• WORK REQUIRED:
Where a line contains the string "situación", copy that line.

[Stored records]
━━━━━━━━━━
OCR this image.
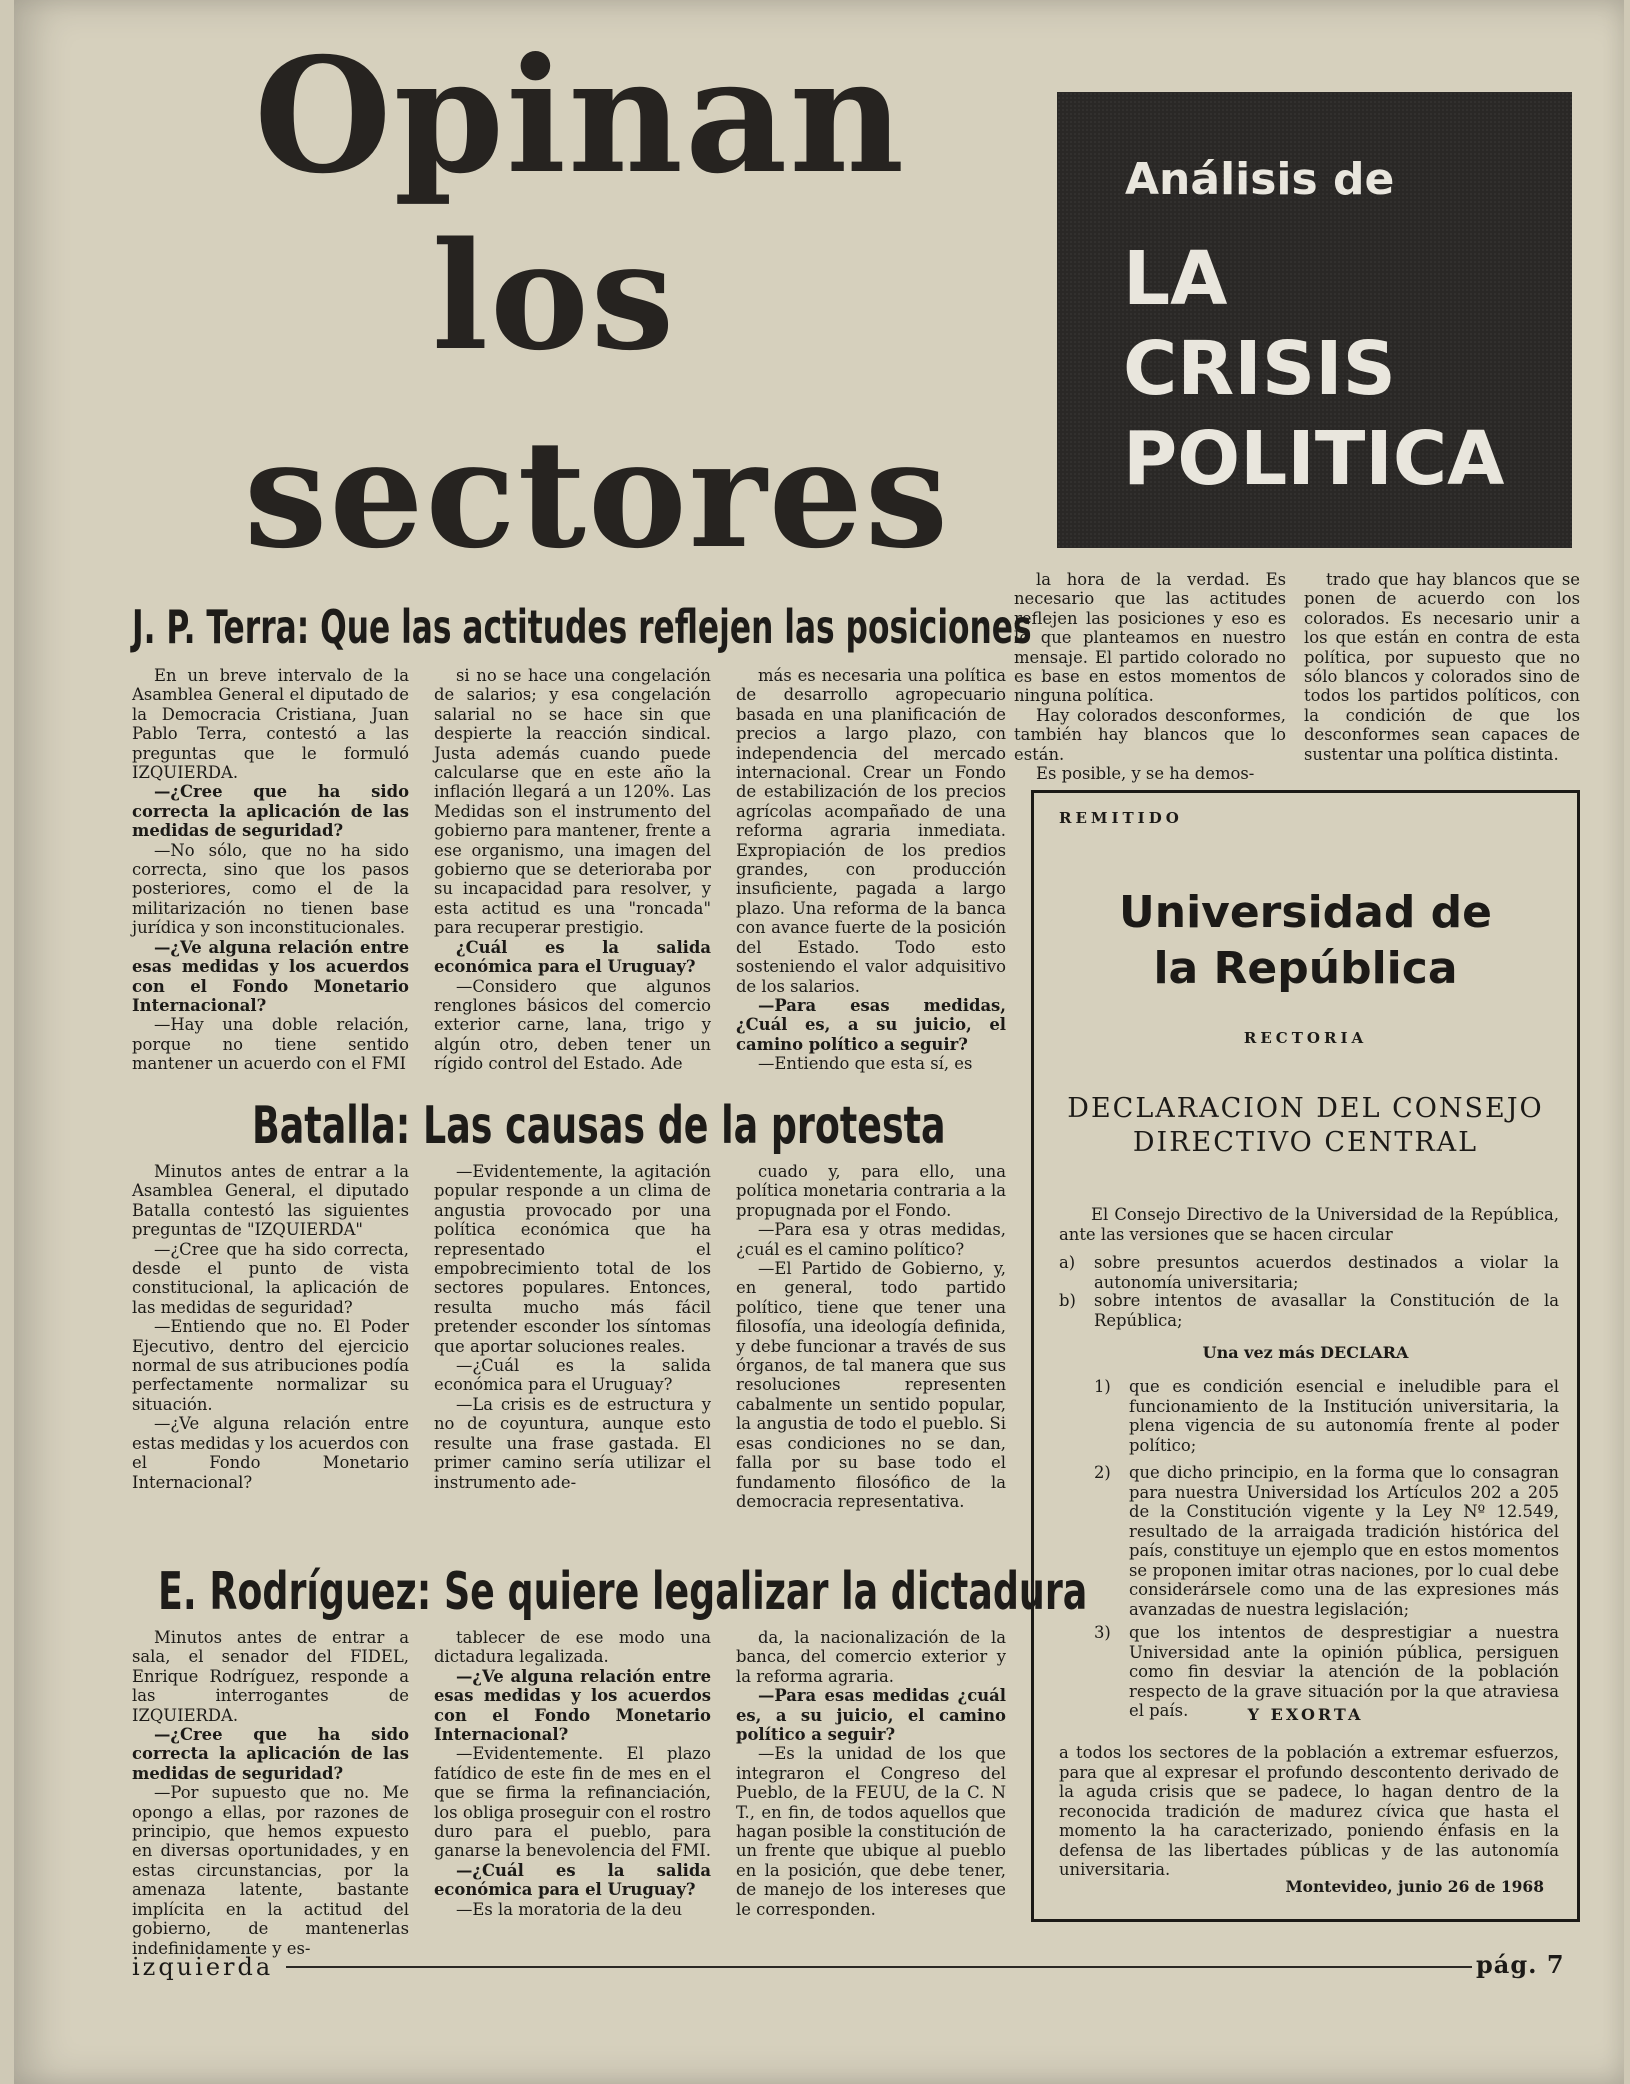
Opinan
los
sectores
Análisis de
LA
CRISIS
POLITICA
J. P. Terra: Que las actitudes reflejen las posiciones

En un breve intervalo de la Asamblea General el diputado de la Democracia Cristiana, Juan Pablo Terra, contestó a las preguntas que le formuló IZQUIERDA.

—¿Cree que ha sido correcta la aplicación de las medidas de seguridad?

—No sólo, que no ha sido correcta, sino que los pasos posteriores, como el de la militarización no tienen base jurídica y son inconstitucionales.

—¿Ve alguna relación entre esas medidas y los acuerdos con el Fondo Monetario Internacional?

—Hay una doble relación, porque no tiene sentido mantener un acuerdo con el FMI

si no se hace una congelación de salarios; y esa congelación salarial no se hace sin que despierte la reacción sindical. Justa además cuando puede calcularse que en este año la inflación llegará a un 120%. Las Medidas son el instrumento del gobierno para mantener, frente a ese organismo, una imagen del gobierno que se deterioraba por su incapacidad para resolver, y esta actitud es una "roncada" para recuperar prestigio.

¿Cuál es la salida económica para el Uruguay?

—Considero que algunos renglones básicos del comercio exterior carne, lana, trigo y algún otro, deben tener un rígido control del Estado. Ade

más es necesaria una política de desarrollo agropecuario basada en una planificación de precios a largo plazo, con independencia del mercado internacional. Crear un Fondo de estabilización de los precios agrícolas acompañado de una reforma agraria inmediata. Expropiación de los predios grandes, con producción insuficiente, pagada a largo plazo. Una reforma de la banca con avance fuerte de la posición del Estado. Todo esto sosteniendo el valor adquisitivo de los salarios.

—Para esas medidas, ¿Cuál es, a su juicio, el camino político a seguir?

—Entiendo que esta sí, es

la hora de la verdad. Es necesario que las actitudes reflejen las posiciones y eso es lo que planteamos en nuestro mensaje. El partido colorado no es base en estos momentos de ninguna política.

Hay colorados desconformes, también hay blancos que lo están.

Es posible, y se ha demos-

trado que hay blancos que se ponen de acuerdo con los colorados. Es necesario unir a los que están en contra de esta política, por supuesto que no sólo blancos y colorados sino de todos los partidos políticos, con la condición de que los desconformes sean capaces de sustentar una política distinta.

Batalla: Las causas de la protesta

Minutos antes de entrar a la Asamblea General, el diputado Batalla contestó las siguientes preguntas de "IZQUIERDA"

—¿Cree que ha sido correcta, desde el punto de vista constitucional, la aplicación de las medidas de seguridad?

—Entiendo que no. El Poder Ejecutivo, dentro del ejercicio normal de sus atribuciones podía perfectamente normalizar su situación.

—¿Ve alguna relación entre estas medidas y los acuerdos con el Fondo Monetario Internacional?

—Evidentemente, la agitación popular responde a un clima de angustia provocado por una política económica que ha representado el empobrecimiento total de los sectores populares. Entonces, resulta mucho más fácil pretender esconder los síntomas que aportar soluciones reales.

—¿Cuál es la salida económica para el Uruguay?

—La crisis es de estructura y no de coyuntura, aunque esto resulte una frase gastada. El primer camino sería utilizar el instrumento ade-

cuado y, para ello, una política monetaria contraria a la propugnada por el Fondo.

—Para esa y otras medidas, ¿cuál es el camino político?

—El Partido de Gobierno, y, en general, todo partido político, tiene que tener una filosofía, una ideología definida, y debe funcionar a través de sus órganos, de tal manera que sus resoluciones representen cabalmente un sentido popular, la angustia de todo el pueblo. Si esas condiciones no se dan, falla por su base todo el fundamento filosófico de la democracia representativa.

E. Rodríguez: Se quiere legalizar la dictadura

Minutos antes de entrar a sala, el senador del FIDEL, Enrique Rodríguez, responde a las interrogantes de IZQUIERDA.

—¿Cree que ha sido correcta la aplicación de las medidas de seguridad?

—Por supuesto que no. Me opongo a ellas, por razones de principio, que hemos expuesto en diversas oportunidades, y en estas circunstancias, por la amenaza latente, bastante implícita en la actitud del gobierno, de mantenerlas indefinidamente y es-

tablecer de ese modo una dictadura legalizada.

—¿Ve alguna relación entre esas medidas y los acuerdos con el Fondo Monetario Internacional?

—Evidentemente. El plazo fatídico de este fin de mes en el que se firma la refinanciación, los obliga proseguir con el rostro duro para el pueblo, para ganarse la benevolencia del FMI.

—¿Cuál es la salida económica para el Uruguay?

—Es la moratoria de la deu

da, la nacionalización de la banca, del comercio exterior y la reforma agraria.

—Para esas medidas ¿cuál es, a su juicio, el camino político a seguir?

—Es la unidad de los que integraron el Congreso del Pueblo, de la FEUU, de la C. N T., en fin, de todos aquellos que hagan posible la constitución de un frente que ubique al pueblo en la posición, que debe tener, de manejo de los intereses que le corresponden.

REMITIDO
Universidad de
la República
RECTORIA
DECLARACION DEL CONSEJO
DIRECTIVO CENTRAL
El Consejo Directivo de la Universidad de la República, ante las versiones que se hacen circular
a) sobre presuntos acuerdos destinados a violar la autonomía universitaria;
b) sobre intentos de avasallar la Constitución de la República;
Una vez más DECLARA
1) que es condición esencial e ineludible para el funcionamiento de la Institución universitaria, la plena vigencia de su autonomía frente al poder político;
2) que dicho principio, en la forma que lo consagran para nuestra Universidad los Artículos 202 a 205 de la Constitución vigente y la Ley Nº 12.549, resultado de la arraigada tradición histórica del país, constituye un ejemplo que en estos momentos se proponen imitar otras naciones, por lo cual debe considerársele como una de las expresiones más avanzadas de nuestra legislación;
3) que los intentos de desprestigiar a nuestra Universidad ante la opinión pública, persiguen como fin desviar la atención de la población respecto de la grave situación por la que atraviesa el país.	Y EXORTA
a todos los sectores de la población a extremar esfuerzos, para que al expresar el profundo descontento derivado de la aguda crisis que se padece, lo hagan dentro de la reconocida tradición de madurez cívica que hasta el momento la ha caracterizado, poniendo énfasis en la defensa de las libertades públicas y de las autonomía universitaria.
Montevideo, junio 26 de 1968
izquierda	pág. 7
━━━━━━━━━━
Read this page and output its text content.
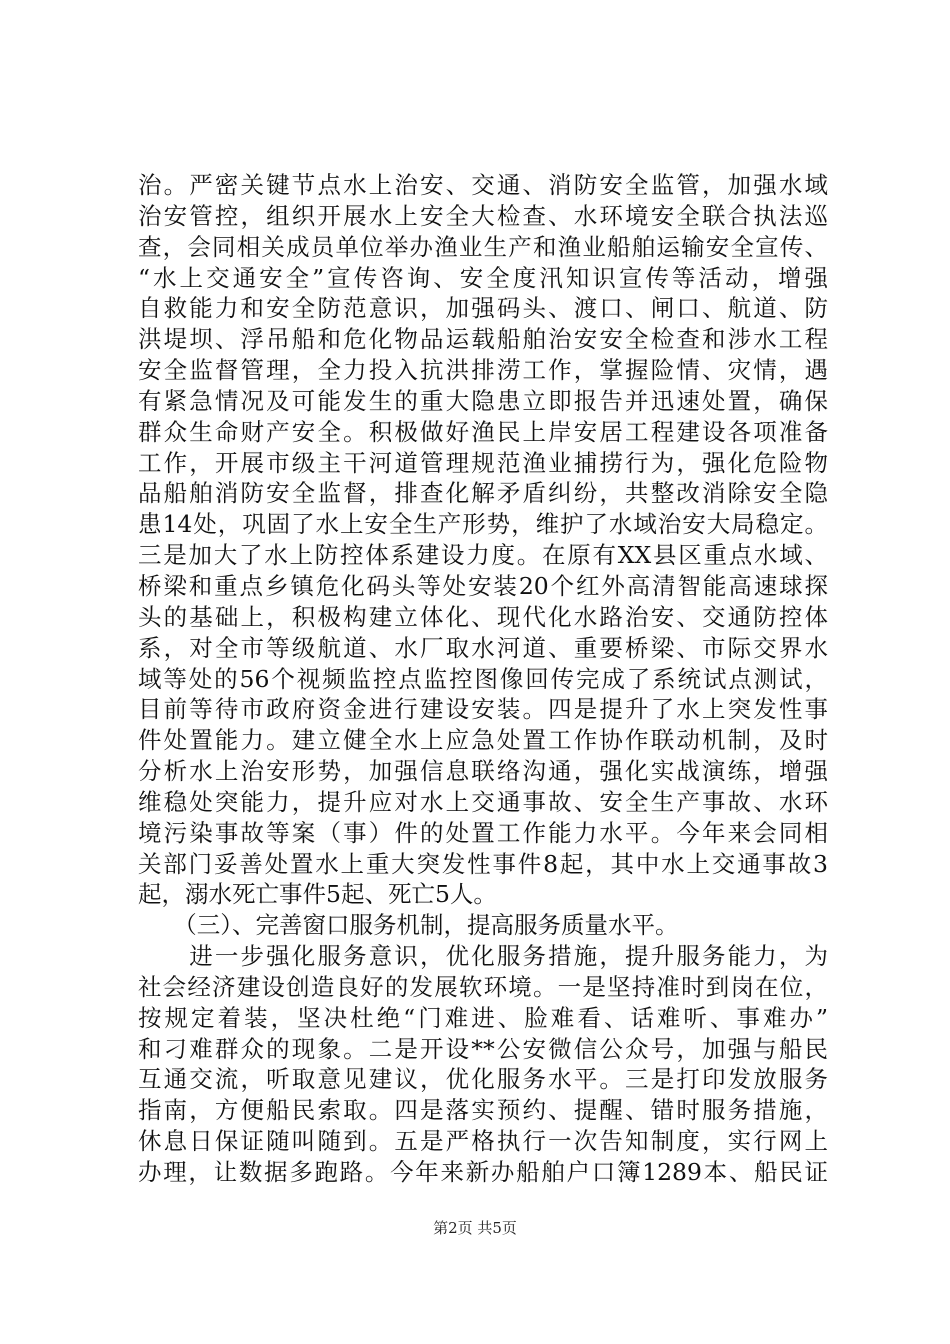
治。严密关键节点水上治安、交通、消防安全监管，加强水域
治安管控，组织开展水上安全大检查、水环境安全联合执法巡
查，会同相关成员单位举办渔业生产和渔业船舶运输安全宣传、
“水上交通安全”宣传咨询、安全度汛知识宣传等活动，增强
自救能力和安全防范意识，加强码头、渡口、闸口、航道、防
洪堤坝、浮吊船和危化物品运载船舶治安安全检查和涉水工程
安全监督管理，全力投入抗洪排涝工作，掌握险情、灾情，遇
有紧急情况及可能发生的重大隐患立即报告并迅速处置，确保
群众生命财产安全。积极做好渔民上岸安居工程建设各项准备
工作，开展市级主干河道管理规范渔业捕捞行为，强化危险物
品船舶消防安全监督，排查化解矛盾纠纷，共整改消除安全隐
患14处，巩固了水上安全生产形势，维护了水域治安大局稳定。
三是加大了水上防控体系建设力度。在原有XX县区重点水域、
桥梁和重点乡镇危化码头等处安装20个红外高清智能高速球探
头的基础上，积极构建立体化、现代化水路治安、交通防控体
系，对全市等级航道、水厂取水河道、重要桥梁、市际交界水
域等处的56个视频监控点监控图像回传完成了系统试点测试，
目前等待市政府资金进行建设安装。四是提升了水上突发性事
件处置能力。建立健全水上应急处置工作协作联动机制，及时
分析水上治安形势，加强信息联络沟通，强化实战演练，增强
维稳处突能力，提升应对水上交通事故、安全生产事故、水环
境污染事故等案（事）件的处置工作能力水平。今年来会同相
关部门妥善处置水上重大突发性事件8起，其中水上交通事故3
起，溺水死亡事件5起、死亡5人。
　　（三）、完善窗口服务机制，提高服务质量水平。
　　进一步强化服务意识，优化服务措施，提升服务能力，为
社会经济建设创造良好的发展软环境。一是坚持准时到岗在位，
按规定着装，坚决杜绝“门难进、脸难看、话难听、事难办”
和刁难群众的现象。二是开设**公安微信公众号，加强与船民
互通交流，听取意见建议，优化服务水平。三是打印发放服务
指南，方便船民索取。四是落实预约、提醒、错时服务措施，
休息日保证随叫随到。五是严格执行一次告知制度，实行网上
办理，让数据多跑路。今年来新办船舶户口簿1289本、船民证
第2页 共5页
━━━━━━━━━━
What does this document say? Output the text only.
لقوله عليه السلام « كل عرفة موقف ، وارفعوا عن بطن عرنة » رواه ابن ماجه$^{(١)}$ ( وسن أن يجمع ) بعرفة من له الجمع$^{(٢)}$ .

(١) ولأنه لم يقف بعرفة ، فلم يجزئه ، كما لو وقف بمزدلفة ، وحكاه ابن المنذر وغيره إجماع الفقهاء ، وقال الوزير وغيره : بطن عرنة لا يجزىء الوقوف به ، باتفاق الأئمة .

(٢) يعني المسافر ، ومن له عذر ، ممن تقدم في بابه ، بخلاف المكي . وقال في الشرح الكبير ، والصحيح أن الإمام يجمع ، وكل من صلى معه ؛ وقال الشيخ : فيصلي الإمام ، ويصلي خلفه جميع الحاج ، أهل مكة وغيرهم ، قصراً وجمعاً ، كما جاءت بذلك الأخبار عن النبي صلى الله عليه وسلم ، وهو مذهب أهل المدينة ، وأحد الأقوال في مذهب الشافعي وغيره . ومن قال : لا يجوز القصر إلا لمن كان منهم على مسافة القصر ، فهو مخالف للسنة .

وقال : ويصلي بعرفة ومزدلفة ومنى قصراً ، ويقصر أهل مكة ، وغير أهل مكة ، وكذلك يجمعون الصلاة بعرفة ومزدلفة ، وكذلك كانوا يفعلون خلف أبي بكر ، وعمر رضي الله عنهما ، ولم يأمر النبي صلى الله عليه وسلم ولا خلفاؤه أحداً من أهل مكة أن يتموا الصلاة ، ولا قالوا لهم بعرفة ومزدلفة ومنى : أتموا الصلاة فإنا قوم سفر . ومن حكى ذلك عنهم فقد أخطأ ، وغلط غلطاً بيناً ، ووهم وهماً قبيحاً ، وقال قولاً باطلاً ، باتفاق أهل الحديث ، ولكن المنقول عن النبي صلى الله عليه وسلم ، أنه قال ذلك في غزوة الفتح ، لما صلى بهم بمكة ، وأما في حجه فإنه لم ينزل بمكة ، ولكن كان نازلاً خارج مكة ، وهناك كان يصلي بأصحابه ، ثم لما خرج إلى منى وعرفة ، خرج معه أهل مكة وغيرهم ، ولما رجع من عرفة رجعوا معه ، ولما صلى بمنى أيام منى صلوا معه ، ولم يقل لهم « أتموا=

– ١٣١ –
━━━━━━━━━━
• EXERCISE ANSWER:
—Entiendo que no. El Poder Ejecutivo, dentro del ejercicio normal de sus atribuciones podía perfectamente normalizar su situación.
3) que los intentos de desprestigiar a nuestra Universidad ante la opinión pública, persiguen como fin desviar la atención de la población respecto de la grave situación por la que atraviesa el país.	Y EXORTA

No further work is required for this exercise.